Given records:
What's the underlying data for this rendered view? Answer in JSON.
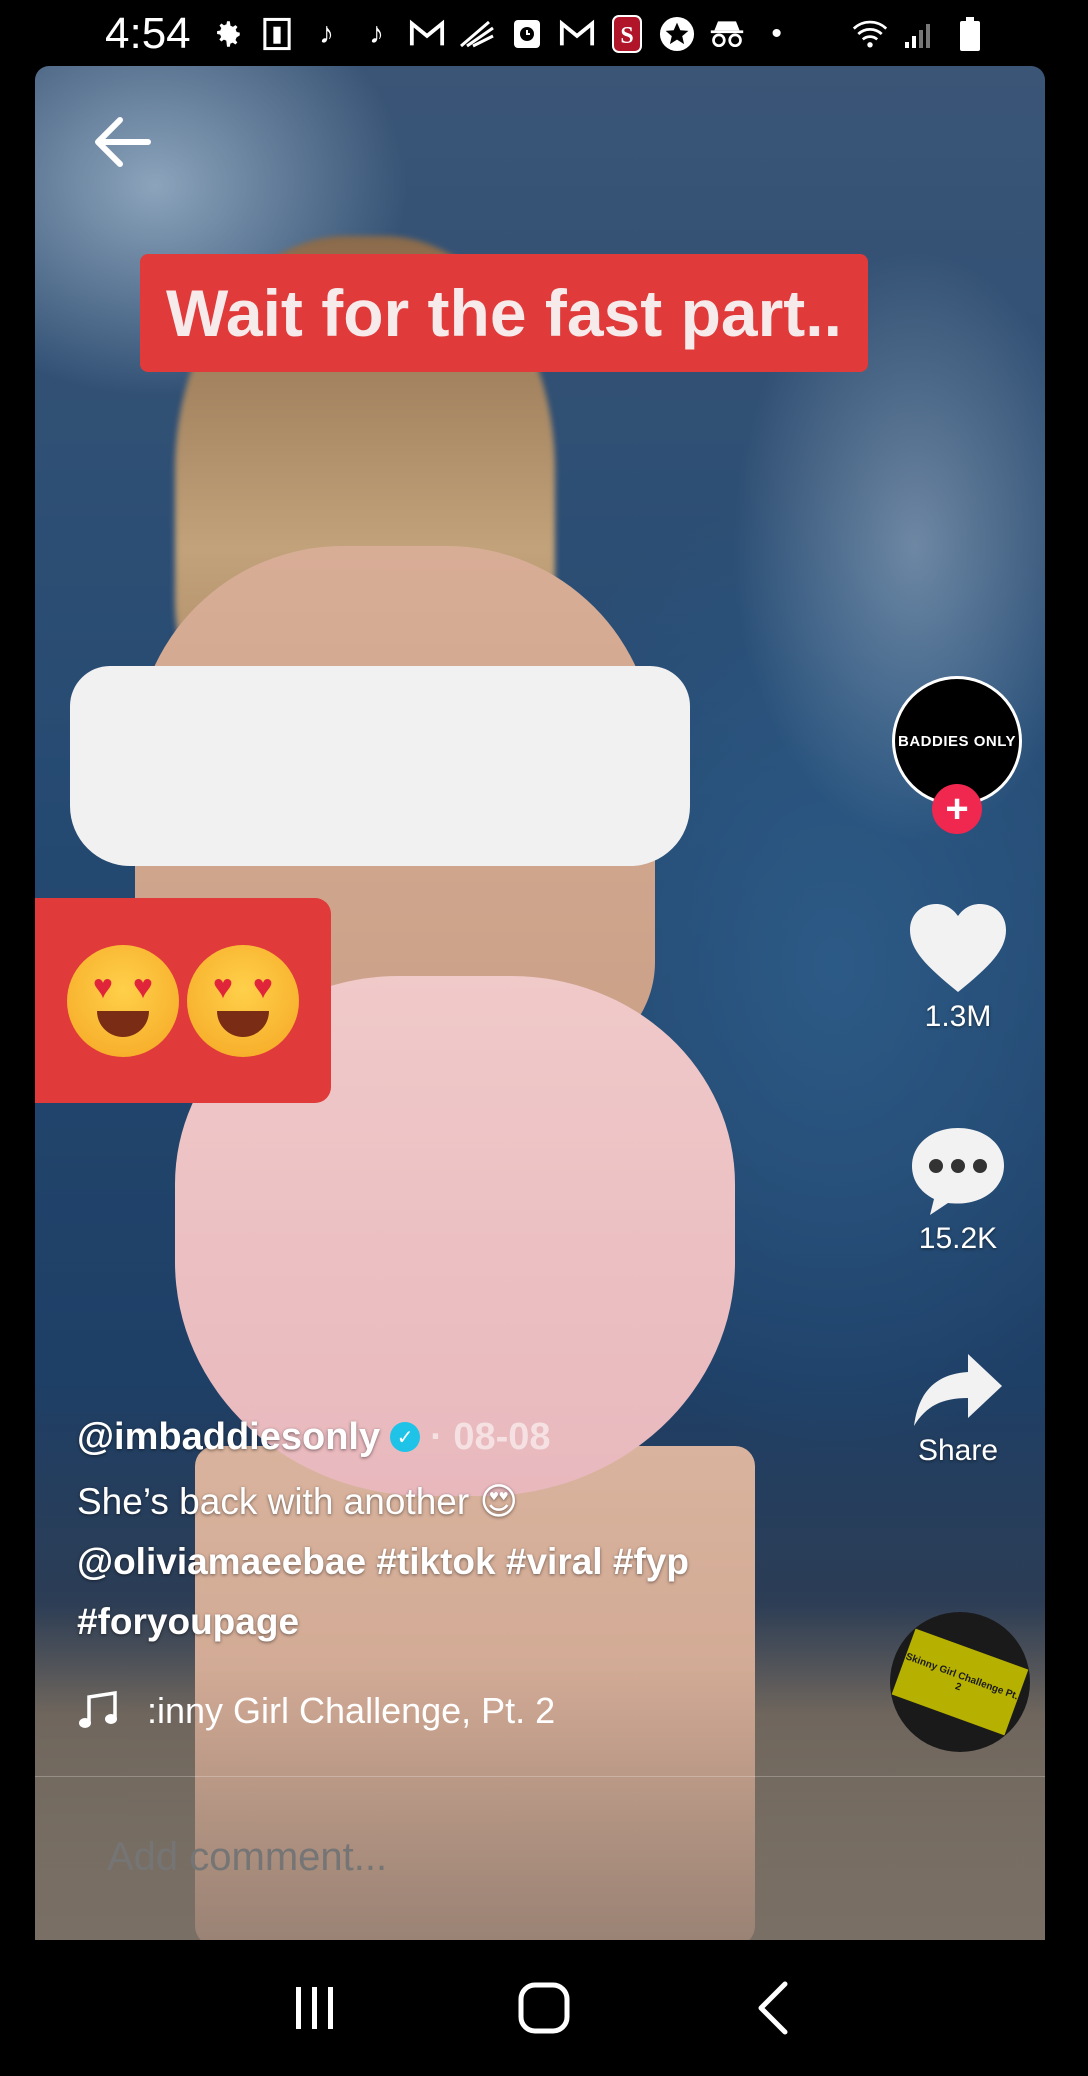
{
  "status_bar": {
    "time": "4:54",
    "icons": [
      "gear-icon",
      "lightbulb-icon",
      "tiktok-icon",
      "tiktok-icon",
      "gmail-icon",
      "delivery-icon",
      "timer-icon",
      "gmail-icon",
      "stanford-icon",
      "star-icon",
      "incognito-icon",
      "dot-icon"
    ],
    "right_icons": [
      "wifi-icon",
      "signal-icon",
      "battery-icon"
    ]
  },
  "video": {
    "caption": "Wait for the fast part..",
    "emoji_caption": "heart-eyes-emoji x2"
  },
  "profile": {
    "avatar_text": "BADDIES ONLY",
    "follow_symbol": "+"
  },
  "actions": {
    "like_count": "1.3M",
    "comment_count": "15.2K",
    "share_label": "Share"
  },
  "post": {
    "username": "@imbaddiesonly",
    "date": "· 08-08",
    "desc_text": "She’s back with another",
    "mention": "@oliviamaeebae",
    "tags": [
      "#tiktok",
      "#viral",
      "#fyp",
      "#foryoupage"
    ]
  },
  "music": {
    "title": ":inny Girl Challenge, Pt. 2",
    "disc_label": "Skinny Girl Challenge Pt. 2"
  },
  "comment": {
    "placeholder": "Add comment..."
  },
  "colors": {
    "caption_bg": "#e03a3a",
    "follow_bg": "#f0274e",
    "verified": "#20c3e8"
  }
}
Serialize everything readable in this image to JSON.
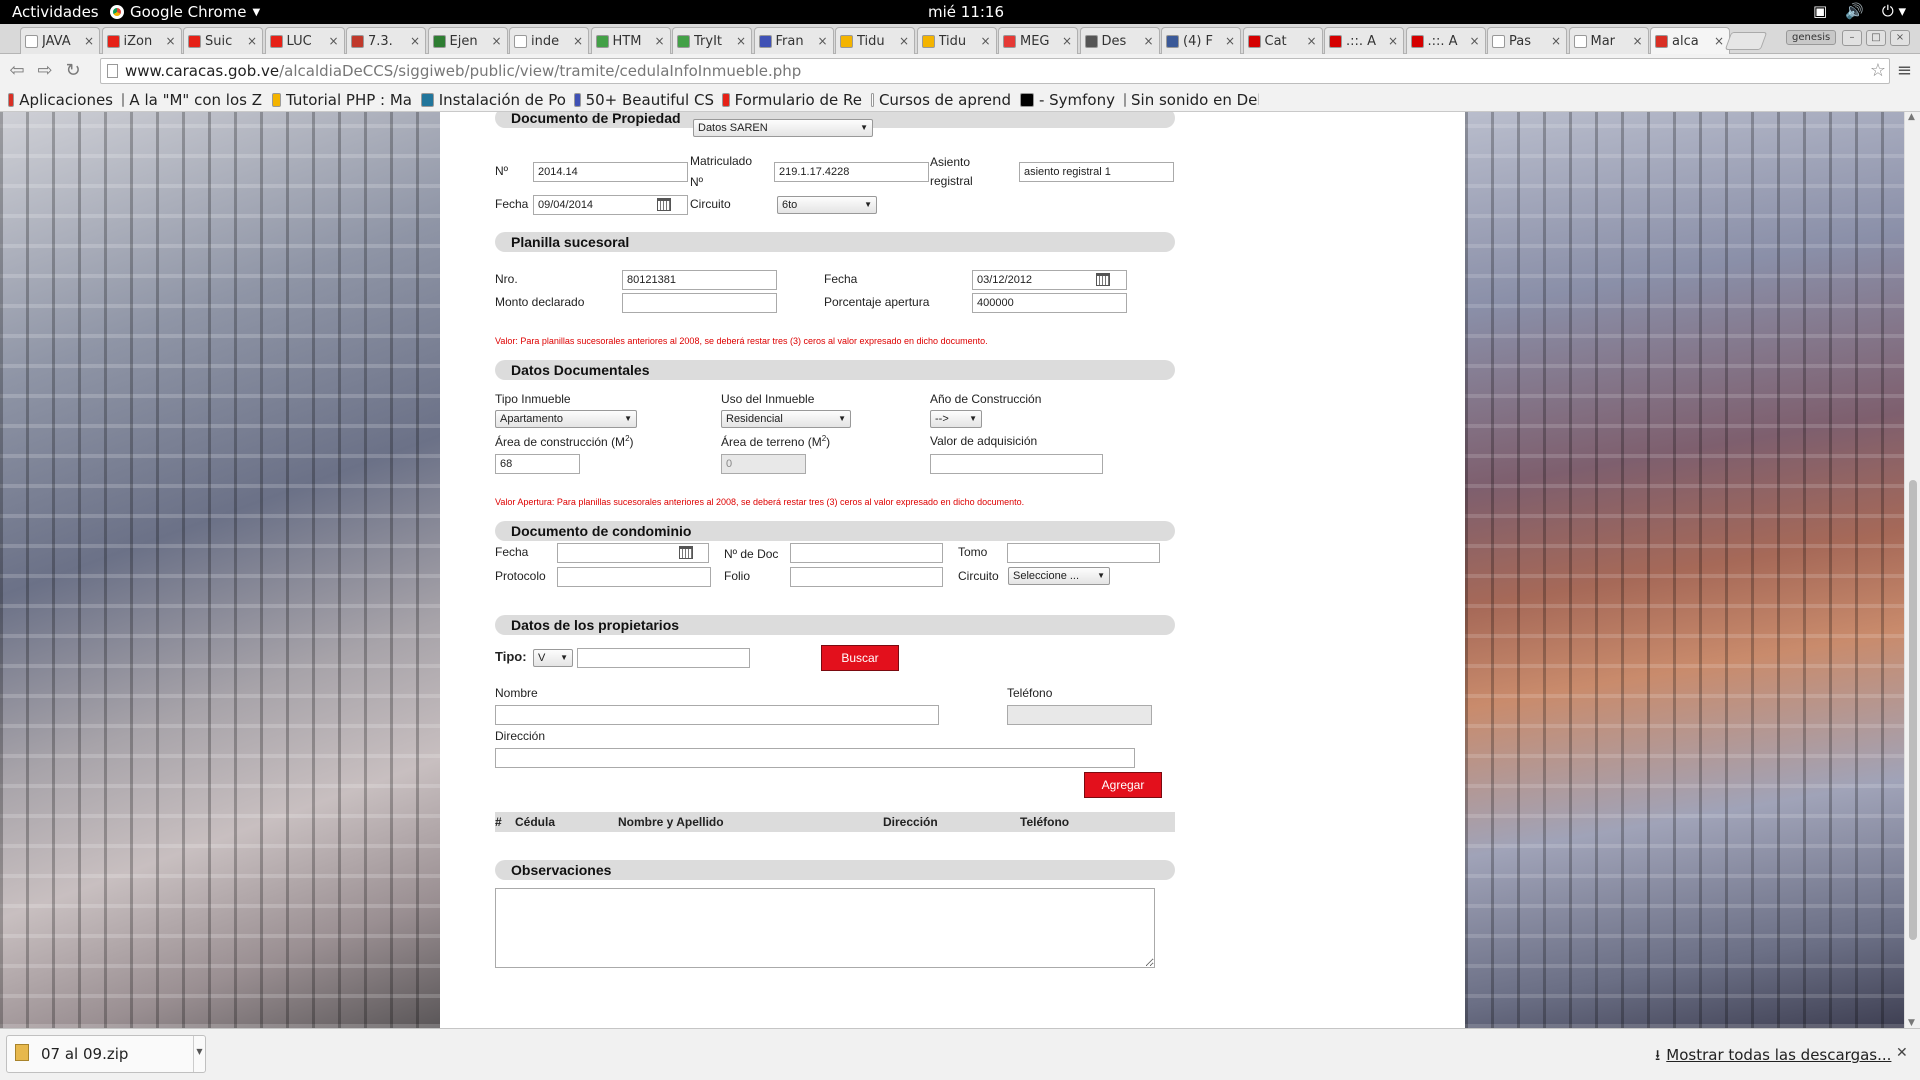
{
  "topbar": {
    "activities": "Actividades",
    "app_name": "Google Chrome",
    "clock": "mié 11:16"
  },
  "tabs": [
    {
      "title": "JAVA",
      "icon_color": "#ffffff"
    },
    {
      "title": "iZon",
      "icon_color": "#e62117"
    },
    {
      "title": "Suic",
      "icon_color": "#e62117"
    },
    {
      "title": "LUC",
      "icon_color": "#e62117"
    },
    {
      "title": "7.3.",
      "icon_color": "#c0392b"
    },
    {
      "title": "Ejen",
      "icon_color": "#2e7d32"
    },
    {
      "title": "inde",
      "icon_color": "#ffffff"
    },
    {
      "title": "HTM",
      "icon_color": "#43a047"
    },
    {
      "title": "TryIt",
      "icon_color": "#43a047"
    },
    {
      "title": "Fran",
      "icon_color": "#3f51b5"
    },
    {
      "title": "Tidu",
      "icon_color": "#f4b400"
    },
    {
      "title": "Tidu",
      "icon_color": "#f4b400"
    },
    {
      "title": "MEG",
      "icon_color": "#e53935"
    },
    {
      "title": "Des",
      "icon_color": "#555555"
    },
    {
      "title": "(4) F",
      "icon_color": "#3b5998"
    },
    {
      "title": "Cat",
      "icon_color": "#d50000"
    },
    {
      "title": ".::. A",
      "icon_color": "#d50000"
    },
    {
      "title": ".::. A",
      "icon_color": "#d50000"
    },
    {
      "title": "Pas",
      "icon_color": "#ffffff"
    },
    {
      "title": "Mar",
      "icon_color": "#ffffff"
    },
    {
      "title": "alca",
      "icon_color": "#d93025"
    }
  ],
  "profile": "genesis",
  "address": {
    "host": "www.caracas.gob.ve",
    "path": "/alcaldiaDeCCS/siggiweb/public/view/tramite/cedulaInfoInmueble.php"
  },
  "bookmarks": [
    {
      "label": "Aplicaciones",
      "icon_color": "#d93025"
    },
    {
      "label": "A la \"M\" con los Z",
      "icon_color": "#333333"
    },
    {
      "label": "Tutorial PHP : Ma",
      "icon_color": "#f4b400"
    },
    {
      "label": "Instalación de Po",
      "icon_color": "#21759b"
    },
    {
      "label": "50+ Beautiful CS",
      "icon_color": "#3f51b5"
    },
    {
      "label": "Formulario de Re",
      "icon_color": "#e62117"
    },
    {
      "label": "Cursos de aprend",
      "icon_color": "#ffffff"
    },
    {
      "label": "- Symfony",
      "icon_color": "#000000"
    },
    {
      "label": "Sin sonido en Del",
      "icon_color": "#222222"
    }
  ],
  "form": {
    "doc_propiedad": {
      "title": "Documento de Propiedad",
      "select": "Datos SAREN",
      "no_label": "Nº",
      "no_value": "2014.14",
      "matriculado_label1": "Matriculado",
      "matriculado_label2": "Nº",
      "matriculado_value": "219.1.17.4228",
      "asiento_label1": "Asiento",
      "asiento_label2": "registral",
      "asiento_value": "asiento registral 1",
      "fecha_label": "Fecha",
      "fecha_value": "09/04/2014",
      "circuito_label": "Circuito",
      "circuito_value": "6to"
    },
    "planilla": {
      "title": "Planilla sucesoral",
      "nro_label": "Nro.",
      "nro_value": "80121381",
      "fecha_label": "Fecha",
      "fecha_value": "03/12/2012",
      "monto_label": "Monto declarado",
      "monto_value": "",
      "porcentaje_label": "Porcentaje apertura",
      "porcentaje_value": "400000",
      "note": "Valor: Para planillas sucesorales anteriores al 2008, se deberá restar tres (3) ceros al valor expresado en dicho documento."
    },
    "datos_doc": {
      "title": "Datos Documentales",
      "tipo_label": "Tipo Inmueble",
      "tipo_value": "Apartamento",
      "uso_label": "Uso del Inmueble",
      "uso_value": "Residencial",
      "anio_label": "Año de Construcción",
      "anio_value": "-->",
      "area_const_label": "Área de construcción (M",
      "area_const_sup": "2",
      "area_const_close": ")",
      "area_const_value": "68",
      "area_terreno_label": "Área de terreno (M",
      "area_terreno_sup": "2",
      "area_terreno_close": ")",
      "area_terreno_value": "0",
      "valor_label": "Valor de adquisición",
      "valor_value": "",
      "note": "Valor Apertura: Para planillas sucesorales anteriores al 2008, se deberá restar tres (3) ceros al valor expresado en dicho documento."
    },
    "condominio": {
      "title": "Documento de condominio",
      "fecha_label": "Fecha",
      "ndoc_label": "Nº de Doc",
      "tomo_label": "Tomo",
      "protocolo_label": "Protocolo",
      "folio_label": "Folio",
      "circuito_label": "Circuito",
      "circuito_value": "Seleccione ..."
    },
    "propietarios": {
      "title": "Datos de los propietarios",
      "tipo_label": "Tipo:",
      "tipo_value": "V",
      "buscar": "Buscar",
      "nombre_label": "Nombre",
      "telefono_label": "Teléfono",
      "direccion_label": "Dirección",
      "agregar": "Agregar",
      "columns": [
        "#",
        "Cédula",
        "Nombre y Apellido",
        "Dirección",
        "Teléfono"
      ]
    },
    "observaciones": {
      "title": "Observaciones"
    }
  },
  "downloads": {
    "file": "07 al 09.zip",
    "show_all": "Mostrar todas las descargas..."
  }
}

Your goal: In the lines above, find the word "Para" and copy every line it occurs in.

Completed task:
      "note": "Valor: Para planillas sucesorales anteriores al 2008, se deberá restar tres (3) ceros al valor expresado en dicho documento."
      "note": "Valor Apertura: Para planillas sucesorales anteriores al 2008, se deberá restar tres (3) ceros al valor expresado en dicho documento."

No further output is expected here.